## TASK
Where the word "Decode" occurs in a line, return that line.

## ROWS
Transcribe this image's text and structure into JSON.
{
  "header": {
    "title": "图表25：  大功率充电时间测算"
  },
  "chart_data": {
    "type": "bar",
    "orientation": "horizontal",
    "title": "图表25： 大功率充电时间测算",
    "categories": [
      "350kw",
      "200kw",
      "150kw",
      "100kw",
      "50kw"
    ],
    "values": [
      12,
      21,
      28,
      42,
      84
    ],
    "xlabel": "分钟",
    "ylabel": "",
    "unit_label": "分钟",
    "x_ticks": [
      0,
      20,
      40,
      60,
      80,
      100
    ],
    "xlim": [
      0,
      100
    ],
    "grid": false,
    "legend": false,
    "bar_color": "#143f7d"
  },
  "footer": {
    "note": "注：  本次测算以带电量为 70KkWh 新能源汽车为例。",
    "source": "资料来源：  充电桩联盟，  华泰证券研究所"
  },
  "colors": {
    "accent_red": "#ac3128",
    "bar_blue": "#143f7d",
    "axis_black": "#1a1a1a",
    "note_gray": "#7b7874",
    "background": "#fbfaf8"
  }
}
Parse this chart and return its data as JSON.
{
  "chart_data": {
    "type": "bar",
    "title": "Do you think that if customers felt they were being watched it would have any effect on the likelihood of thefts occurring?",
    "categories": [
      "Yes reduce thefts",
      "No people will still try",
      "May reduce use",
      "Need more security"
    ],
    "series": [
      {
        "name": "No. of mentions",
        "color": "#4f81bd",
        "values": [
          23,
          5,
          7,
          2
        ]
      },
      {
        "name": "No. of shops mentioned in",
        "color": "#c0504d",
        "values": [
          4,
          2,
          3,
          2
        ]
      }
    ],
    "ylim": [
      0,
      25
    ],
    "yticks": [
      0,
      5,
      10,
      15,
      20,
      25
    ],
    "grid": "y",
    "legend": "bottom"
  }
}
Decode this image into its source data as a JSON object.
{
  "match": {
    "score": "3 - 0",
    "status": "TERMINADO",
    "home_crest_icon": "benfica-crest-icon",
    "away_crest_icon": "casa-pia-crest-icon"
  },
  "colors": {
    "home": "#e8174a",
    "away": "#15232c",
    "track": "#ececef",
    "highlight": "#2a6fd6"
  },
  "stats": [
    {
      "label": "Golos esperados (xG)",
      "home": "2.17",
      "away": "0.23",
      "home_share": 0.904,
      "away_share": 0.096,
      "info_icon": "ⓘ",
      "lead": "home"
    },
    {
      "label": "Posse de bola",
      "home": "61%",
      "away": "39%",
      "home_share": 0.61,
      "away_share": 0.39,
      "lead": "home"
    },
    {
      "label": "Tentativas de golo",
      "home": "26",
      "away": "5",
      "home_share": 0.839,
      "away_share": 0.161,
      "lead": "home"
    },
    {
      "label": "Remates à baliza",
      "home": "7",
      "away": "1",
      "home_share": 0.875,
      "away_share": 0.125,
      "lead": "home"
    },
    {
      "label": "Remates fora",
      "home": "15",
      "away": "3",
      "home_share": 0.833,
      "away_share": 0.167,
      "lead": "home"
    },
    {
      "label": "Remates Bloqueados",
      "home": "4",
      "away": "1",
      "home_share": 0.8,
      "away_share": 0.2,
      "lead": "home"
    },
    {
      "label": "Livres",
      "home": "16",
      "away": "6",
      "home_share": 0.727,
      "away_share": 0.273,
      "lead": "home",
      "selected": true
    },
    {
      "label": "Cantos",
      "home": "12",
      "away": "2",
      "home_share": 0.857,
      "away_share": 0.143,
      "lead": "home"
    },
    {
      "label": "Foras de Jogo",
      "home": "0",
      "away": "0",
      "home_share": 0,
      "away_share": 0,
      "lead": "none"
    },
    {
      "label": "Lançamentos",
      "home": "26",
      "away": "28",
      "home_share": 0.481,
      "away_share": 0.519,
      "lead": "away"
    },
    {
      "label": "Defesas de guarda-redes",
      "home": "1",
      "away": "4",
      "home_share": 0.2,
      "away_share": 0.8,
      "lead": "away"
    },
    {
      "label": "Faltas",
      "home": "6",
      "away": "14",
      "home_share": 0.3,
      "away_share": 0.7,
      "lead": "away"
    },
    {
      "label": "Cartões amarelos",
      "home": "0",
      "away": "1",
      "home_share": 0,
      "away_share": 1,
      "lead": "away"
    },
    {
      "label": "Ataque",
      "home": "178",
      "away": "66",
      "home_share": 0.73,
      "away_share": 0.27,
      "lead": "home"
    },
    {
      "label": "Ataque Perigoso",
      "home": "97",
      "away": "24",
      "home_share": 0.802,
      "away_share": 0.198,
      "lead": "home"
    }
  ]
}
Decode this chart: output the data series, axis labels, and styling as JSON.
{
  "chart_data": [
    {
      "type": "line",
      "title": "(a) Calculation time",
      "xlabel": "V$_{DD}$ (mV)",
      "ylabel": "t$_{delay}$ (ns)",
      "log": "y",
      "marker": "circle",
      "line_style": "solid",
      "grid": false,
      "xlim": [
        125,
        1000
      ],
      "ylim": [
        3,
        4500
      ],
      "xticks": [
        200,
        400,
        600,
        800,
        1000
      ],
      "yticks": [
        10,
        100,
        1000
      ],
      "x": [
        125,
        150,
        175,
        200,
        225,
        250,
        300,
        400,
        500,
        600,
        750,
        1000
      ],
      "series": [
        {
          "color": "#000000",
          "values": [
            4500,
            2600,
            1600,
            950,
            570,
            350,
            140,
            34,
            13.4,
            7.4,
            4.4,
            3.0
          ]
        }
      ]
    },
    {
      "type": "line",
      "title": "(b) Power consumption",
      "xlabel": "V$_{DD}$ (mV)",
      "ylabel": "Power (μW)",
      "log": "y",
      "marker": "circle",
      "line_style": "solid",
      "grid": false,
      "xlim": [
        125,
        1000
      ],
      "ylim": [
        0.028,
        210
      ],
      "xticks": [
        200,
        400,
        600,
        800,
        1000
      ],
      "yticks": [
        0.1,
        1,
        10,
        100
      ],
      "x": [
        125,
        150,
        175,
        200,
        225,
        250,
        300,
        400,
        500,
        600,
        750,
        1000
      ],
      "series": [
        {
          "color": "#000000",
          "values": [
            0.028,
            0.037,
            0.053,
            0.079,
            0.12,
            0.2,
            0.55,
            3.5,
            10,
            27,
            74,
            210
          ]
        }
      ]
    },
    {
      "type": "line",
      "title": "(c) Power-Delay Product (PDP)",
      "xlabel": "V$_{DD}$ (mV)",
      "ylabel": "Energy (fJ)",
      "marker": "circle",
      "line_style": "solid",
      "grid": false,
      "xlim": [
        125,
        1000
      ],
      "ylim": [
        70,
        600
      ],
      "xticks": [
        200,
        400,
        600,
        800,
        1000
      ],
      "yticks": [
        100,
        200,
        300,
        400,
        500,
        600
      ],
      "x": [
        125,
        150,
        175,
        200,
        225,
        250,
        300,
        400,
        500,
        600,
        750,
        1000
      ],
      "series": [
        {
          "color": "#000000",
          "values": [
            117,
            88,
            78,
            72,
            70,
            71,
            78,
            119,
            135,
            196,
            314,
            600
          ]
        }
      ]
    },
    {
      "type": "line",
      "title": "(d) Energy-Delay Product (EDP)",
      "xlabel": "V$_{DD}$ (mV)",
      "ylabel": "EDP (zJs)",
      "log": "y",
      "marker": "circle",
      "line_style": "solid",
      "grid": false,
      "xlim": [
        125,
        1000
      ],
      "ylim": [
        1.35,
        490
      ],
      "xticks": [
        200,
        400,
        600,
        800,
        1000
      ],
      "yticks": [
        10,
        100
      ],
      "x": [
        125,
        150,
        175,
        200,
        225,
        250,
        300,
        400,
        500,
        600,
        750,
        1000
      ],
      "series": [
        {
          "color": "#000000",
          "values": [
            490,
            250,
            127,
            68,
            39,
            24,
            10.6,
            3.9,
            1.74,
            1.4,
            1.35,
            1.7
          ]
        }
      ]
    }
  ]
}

## RESPONSE TO THE TASK
Decode this image into its source data as a JSON object.
Decode this chart: output the data series, axis labels, and styling as JSON.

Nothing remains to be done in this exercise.